[GOAL] All of the data below must be repeated exactly.

········

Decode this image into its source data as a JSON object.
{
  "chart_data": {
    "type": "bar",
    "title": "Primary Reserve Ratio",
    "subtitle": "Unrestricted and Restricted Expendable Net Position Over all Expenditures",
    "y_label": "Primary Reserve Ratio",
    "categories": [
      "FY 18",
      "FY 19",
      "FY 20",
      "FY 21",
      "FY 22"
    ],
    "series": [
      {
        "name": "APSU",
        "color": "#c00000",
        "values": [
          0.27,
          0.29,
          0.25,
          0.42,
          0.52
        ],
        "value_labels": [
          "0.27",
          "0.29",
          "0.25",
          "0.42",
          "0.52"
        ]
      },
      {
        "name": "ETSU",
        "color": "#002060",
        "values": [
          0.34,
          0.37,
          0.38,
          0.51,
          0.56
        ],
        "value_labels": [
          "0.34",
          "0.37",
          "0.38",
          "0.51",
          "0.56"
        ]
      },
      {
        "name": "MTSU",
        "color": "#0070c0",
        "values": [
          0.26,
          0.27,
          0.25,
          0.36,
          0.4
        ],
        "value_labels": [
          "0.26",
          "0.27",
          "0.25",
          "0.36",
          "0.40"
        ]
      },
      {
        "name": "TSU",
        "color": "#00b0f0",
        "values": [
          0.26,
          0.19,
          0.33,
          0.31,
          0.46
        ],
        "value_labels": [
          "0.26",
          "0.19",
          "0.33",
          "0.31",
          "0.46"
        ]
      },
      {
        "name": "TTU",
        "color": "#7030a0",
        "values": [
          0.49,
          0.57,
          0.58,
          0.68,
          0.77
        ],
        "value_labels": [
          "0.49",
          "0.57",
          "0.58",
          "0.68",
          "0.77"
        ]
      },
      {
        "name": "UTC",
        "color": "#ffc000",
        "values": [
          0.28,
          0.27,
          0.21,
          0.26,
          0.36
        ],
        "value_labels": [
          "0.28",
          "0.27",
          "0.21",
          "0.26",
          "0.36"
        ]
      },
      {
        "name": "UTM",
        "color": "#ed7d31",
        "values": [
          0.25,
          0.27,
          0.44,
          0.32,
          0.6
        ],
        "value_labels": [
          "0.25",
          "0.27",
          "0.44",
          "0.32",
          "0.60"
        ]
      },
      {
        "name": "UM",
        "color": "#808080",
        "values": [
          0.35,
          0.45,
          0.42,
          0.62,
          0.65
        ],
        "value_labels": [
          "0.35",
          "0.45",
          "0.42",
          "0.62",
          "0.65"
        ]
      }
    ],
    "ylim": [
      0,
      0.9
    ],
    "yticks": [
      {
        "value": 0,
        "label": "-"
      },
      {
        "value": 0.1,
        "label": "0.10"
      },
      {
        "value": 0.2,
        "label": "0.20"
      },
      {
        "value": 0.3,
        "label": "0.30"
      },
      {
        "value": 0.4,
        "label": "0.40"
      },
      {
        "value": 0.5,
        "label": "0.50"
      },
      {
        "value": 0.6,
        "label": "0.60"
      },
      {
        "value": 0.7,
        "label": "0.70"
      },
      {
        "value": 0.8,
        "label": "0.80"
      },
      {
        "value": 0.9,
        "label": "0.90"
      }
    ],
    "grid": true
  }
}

········

[CORRECT ANSWER]
Decode this image into its source data as a JSON object.
{
  "chart_data": {
    "type": "bar",
    "title": "Primary Reserve Ratio",
    "subtitle": "Unrestricted and Restricted Expendable Net Position Over all Expenditures",
    "y_label": "Primary Reserve Ratio",
    "categories": [
      "FY 18",
      "FY 19",
      "FY 20",
      "FY 21",
      "FY 22"
    ],
    "series": [
      {
        "name": "APSU",
        "color": "#c00000",
        "values": [
          0.27,
          0.29,
          0.25,
          0.42,
          0.52
        ],
        "value_labels": [
          "0.27",
          "0.29",
          "0.25",
          "0.42",
          "0.52"
        ]
      },
      {
        "name": "ETSU",
        "color": "#002060",
        "values": [
          0.34,
          0.37,
          0.38,
          0.51,
          0.56
        ],
        "value_labels": [
          "0.34",
          "0.37",
          "0.38",
          "0.51",
          "0.56"
        ]
      },
      {
        "name": "MTSU",
        "color": "#0070c0",
        "values": [
          0.26,
          0.27,
          0.25,
          0.36,
          0.4
        ],
        "value_labels": [
          "0.26",
          "0.27",
          "0.25",
          "0.36",
          "0.40"
        ]
      },
      {
        "name": "TSU",
        "color": "#00b0f0",
        "values": [
          0.26,
          0.19,
          0.33,
          0.31,
          0.46
        ],
        "value_labels": [
          "0.26",
          "0.19",
          "0.33",
          "0.31",
          "0.46"
        ]
      },
      {
        "name": "TTU",
        "color": "#7030a0",
        "values": [
          0.49,
          0.57,
          0.58,
          0.68,
          0.77
        ],
        "value_labels": [
          "0.49",
          "0.57",
          "0.58",
          "0.68",
          "0.77"
        ]
      },
      {
        "name": "UTC",
        "color": "#ffc000",
        "values": [
          0.28,
          0.27,
          0.21,
          0.26,
          0.36
        ],
        "value_labels": [
          "0.28",
          "0.27",
          "0.21",
          "0.26",
          "0.36"
        ]
      },
      {
        "name": "UTM",
        "color": "#ed7d31",
        "values": [
          0.25,
          0.27,
          0.44,
          0.32,
          0.6
        ],
        "value_labels": [
          "0.25",
          "0.27",
          "0.44",
          "0.32",
          "0.60"
        ]
      },
      {
        "name": "UM",
        "color": "#808080",
        "values": [
          0.35,
          0.45,
          0.42,
          0.62,
          0.65
        ],
        "value_labels": [
          "0.35",
          "0.45",
          "0.42",
          "0.62",
          "0.65"
        ]
      }
    ],
    "ylim": [
      0,
      0.9
    ],
    "yticks": [
      {
        "value": 0,
        "label": "-"
      },
      {
        "value": 0.1,
        "label": "0.10"
      },
      {
        "value": 0.2,
        "label": "0.20"
      },
      {
        "value": 0.3,
        "label": "0.30"
      },
      {
        "value": 0.4,
        "label": "0.40"
      },
      {
        "value": 0.5,
        "label": "0.50"
      },
      {
        "value": 0.6,
        "label": "0.60"
      },
      {
        "value": 0.7,
        "label": "0.70"
      },
      {
        "value": 0.8,
        "label": "0.80"
      },
      {
        "value": 0.9,
        "label": "0.90"
      }
    ],
    "grid": true
  }
}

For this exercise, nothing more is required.